* WHAT YOU NEED TO DO: Your task is to extract every line from the material below exactly.

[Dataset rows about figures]
* * * * * * *
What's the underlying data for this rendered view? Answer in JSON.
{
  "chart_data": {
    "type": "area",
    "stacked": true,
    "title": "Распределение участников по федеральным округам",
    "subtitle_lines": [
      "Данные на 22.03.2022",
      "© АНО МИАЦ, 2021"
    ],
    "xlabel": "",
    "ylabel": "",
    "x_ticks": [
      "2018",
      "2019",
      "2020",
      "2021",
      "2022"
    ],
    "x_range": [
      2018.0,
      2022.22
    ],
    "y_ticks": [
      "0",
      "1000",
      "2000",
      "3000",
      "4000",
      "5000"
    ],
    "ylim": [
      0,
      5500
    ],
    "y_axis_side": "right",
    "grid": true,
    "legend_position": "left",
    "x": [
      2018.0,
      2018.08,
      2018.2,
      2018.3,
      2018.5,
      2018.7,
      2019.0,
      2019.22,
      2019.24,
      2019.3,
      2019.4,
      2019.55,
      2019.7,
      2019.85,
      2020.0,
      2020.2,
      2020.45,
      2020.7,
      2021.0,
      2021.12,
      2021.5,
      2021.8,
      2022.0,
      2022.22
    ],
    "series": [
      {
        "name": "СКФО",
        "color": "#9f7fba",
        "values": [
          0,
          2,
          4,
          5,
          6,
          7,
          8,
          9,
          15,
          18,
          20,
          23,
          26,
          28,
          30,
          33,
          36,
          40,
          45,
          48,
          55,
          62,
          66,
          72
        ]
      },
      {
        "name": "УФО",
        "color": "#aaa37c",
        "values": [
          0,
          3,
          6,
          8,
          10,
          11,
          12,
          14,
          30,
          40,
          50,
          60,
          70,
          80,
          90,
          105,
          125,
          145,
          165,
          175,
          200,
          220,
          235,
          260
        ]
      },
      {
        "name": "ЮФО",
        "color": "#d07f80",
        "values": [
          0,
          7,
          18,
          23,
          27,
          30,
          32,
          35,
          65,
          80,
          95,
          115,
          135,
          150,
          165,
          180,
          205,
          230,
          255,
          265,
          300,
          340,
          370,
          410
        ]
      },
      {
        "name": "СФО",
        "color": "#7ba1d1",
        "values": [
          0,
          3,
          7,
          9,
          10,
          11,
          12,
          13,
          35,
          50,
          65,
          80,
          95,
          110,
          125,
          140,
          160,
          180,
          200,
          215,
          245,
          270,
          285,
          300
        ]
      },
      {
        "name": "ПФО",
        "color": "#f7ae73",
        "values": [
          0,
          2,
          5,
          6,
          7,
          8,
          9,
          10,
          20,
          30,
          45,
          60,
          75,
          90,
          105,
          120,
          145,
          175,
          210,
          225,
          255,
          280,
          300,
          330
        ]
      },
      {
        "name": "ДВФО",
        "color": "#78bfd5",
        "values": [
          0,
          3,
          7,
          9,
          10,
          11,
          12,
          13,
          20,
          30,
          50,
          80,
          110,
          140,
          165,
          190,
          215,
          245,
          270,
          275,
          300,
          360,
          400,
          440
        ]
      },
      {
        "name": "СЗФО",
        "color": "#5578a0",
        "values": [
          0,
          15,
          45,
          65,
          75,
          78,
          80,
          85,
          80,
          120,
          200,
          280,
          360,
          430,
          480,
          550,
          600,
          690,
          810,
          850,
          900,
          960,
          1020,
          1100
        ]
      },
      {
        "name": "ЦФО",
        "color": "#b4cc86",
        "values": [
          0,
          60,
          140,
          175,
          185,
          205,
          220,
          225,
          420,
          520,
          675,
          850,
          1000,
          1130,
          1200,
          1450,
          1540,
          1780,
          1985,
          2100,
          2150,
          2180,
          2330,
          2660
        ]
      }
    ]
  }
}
* * * * * * *
* WRITTEN RESPONSE:
What's the underlying data for this rendered view? Answer in JSON.
{
  "chart_data": {
    "type": "area",
    "stacked": true,
    "title": "Распределение участников по федеральным округам",
    "subtitle_lines": [
      "Данные на 22.03.2022",
      "© АНО МИАЦ, 2021"
    ],
    "xlabel": "",
    "ylabel": "",
    "x_ticks": [
      "2018",
      "2019",
      "2020",
      "2021",
      "2022"
    ],
    "x_range": [
      2018.0,
      2022.22
    ],
    "y_ticks": [
      "0",
      "1000",
      "2000",
      "3000",
      "4000",
      "5000"
    ],
    "ylim": [
      0,
      5500
    ],
    "y_axis_side": "right",
    "grid": true,
    "legend_position": "left",
    "x": [
      2018.0,
      2018.08,
      2018.2,
      2018.3,
      2018.5,
      2018.7,
      2019.0,
      2019.22,
      2019.24,
      2019.3,
      2019.4,
      2019.55,
      2019.7,
      2019.85,
      2020.0,
      2020.2,
      2020.45,
      2020.7,
      2021.0,
      2021.12,
      2021.5,
      2021.8,
      2022.0,
      2022.22
    ],
    "series": [
      {
        "name": "СКФО",
        "color": "#9f7fba",
        "values": [
          0,
          2,
          4,
          5,
          6,
          7,
          8,
          9,
          15,
          18,
          20,
          23,
          26,
          28,
          30,
          33,
          36,
          40,
          45,
          48,
          55,
          62,
          66,
          72
        ]
      },
      {
        "name": "УФО",
        "color": "#aaa37c",
        "values": [
          0,
          3,
          6,
          8,
          10,
          11,
          12,
          14,
          30,
          40,
          50,
          60,
          70,
          80,
          90,
          105,
          125,
          145,
          165,
          175,
          200,
          220,
          235,
          260
        ]
      },
      {
        "name": "ЮФО",
        "color": "#d07f80",
        "values": [
          0,
          7,
          18,
          23,
          27,
          30,
          32,
          35,
          65,
          80,
          95,
          115,
          135,
          150,
          165,
          180,
          205,
          230,
          255,
          265,
          300,
          340,
          370,
          410
        ]
      },
      {
        "name": "СФО",
        "color": "#7ba1d1",
        "values": [
          0,
          3,
          7,
          9,
          10,
          11,
          12,
          13,
          35,
          50,
          65,
          80,
          95,
          110,
          125,
          140,
          160,
          180,
          200,
          215,
          245,
          270,
          285,
          300
        ]
      },
      {
        "name": "ПФО",
        "color": "#f7ae73",
        "values": [
          0,
          2,
          5,
          6,
          7,
          8,
          9,
          10,
          20,
          30,
          45,
          60,
          75,
          90,
          105,
          120,
          145,
          175,
          210,
          225,
          255,
          280,
          300,
          330
        ]
      },
      {
        "name": "ДВФО",
        "color": "#78bfd5",
        "values": [
          0,
          3,
          7,
          9,
          10,
          11,
          12,
          13,
          20,
          30,
          50,
          80,
          110,
          140,
          165,
          190,
          215,
          245,
          270,
          275,
          300,
          360,
          400,
          440
        ]
      },
      {
        "name": "СЗФО",
        "color": "#5578a0",
        "values": [
          0,
          15,
          45,
          65,
          75,
          78,
          80,
          85,
          80,
          120,
          200,
          280,
          360,
          430,
          480,
          550,
          600,
          690,
          810,
          850,
          900,
          960,
          1020,
          1100
        ]
      },
      {
        "name": "ЦФО",
        "color": "#b4cc86",
        "values": [
          0,
          60,
          140,
          175,
          185,
          205,
          220,
          225,
          420,
          520,
          675,
          850,
          1000,
          1130,
          1200,
          1450,
          1540,
          1780,
          1985,
          2100,
          2150,
          2180,
          2330,
          2660
        ]
      }
    ]
  }
}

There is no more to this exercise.